> [Exercise goal]
From the entries below, extract every line that includes the word "business".

## begin Records for the exercise

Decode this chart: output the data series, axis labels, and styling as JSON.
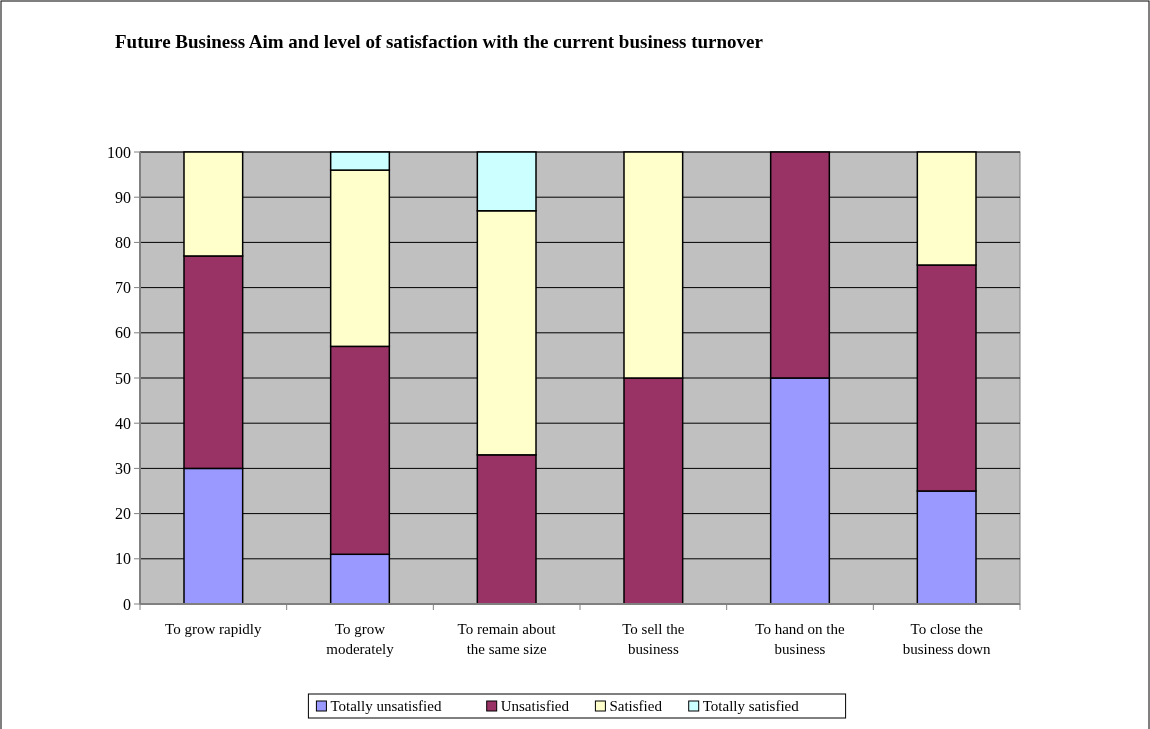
{
  "chart_data": {
    "type": "bar",
    "title": "Future Business Aim and level of satisfaction with the current business turnover",
    "categories": [
      "To grow rapidly",
      "To grow moderately",
      "To remain about the same size",
      "To sell the business",
      "To hand on the business",
      "To close the business down"
    ],
    "stacked": true,
    "series": [
      {
        "name": "Totally unsatisfied",
        "color": "#9999ff",
        "values": [
          30,
          11,
          0,
          0,
          50,
          25
        ]
      },
      {
        "name": "Unsatisfied",
        "color": "#993366",
        "values": [
          47,
          46,
          33,
          50,
          50,
          50
        ]
      },
      {
        "name": "Satisfied",
        "color": "#ffffcc",
        "values": [
          23,
          39,
          54,
          50,
          0,
          25
        ]
      },
      {
        "name": "Totally satisfied",
        "color": "#ccffff",
        "values": [
          0,
          4,
          13,
          0,
          0,
          0
        ]
      }
    ],
    "ylim": [
      0,
      100
    ],
    "yticks": [
      0,
      10,
      20,
      30,
      40,
      50,
      60,
      70,
      80,
      90,
      100
    ],
    "grid": "y",
    "legend": "bottom"
  }
}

## end Records for the exercise

> [Written solution]
    "title": "Future Business Aim and level of satisfaction with the current business turnover",
      "To sell the business",
      "To hand on the business",
      "To close the business down"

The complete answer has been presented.